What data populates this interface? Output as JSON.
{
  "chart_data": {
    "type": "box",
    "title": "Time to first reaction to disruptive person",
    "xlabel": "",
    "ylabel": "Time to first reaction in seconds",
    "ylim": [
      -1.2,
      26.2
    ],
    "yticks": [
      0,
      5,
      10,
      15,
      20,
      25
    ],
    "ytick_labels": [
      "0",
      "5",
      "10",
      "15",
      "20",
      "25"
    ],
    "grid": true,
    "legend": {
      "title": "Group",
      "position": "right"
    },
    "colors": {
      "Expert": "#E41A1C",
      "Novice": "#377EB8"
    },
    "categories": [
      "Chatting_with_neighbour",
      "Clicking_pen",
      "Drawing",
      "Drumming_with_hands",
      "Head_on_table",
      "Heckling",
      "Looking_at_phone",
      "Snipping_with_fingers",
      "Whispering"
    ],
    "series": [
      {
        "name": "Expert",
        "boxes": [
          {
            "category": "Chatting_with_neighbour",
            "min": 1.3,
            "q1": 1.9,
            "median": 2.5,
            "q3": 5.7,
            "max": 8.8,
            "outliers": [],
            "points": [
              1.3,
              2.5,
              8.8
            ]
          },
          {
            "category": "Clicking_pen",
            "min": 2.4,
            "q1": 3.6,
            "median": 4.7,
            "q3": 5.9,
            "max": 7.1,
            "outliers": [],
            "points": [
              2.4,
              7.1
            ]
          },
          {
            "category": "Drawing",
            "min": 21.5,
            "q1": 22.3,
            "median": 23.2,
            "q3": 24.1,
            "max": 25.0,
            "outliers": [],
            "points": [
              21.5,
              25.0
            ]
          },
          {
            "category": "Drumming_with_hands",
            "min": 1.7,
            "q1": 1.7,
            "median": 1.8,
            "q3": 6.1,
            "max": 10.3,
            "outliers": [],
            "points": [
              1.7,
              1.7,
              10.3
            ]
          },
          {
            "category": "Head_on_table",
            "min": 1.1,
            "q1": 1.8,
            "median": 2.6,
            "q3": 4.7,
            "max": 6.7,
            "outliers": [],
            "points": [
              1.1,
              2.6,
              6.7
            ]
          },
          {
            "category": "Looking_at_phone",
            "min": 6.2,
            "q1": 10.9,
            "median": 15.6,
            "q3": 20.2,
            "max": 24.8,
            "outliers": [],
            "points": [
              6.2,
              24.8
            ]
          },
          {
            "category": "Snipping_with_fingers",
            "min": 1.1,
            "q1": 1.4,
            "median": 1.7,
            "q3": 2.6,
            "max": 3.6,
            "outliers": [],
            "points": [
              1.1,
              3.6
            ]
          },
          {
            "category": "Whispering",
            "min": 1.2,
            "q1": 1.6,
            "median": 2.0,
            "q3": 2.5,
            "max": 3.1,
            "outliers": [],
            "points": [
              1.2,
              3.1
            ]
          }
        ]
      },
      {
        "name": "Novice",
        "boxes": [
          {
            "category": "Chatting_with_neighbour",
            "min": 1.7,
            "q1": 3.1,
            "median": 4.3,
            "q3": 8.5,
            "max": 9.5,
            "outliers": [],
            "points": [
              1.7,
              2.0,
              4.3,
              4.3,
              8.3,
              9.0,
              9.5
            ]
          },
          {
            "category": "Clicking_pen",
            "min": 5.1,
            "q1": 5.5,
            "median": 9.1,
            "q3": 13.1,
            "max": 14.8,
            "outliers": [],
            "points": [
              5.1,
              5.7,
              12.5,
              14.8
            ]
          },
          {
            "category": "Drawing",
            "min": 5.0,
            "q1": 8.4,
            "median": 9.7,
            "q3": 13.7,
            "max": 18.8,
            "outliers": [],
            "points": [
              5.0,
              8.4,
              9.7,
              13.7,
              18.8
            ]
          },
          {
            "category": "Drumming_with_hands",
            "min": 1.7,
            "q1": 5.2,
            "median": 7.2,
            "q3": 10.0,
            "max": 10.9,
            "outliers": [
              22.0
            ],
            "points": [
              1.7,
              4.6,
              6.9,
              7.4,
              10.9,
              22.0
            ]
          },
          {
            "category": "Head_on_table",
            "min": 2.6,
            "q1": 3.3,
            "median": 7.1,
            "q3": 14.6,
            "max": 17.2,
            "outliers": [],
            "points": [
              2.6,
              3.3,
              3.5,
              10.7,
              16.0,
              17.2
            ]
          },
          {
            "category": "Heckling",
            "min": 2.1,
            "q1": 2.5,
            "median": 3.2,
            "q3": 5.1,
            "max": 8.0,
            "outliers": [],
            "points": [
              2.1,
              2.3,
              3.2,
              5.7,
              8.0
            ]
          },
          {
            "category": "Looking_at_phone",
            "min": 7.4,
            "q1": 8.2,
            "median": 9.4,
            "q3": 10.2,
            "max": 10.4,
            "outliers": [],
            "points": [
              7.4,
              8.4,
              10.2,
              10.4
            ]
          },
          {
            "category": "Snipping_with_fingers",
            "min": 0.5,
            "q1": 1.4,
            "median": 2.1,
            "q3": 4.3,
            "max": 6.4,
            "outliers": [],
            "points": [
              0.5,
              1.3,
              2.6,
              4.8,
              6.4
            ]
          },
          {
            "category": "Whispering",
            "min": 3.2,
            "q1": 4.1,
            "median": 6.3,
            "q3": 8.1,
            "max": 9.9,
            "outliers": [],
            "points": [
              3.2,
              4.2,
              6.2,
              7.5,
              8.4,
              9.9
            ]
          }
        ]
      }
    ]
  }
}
----
Copy out every line of the data that includes the word "reaction".

    "title": "Time to first reaction to disruptive person",
    "ylabel": "Time to first reaction in seconds",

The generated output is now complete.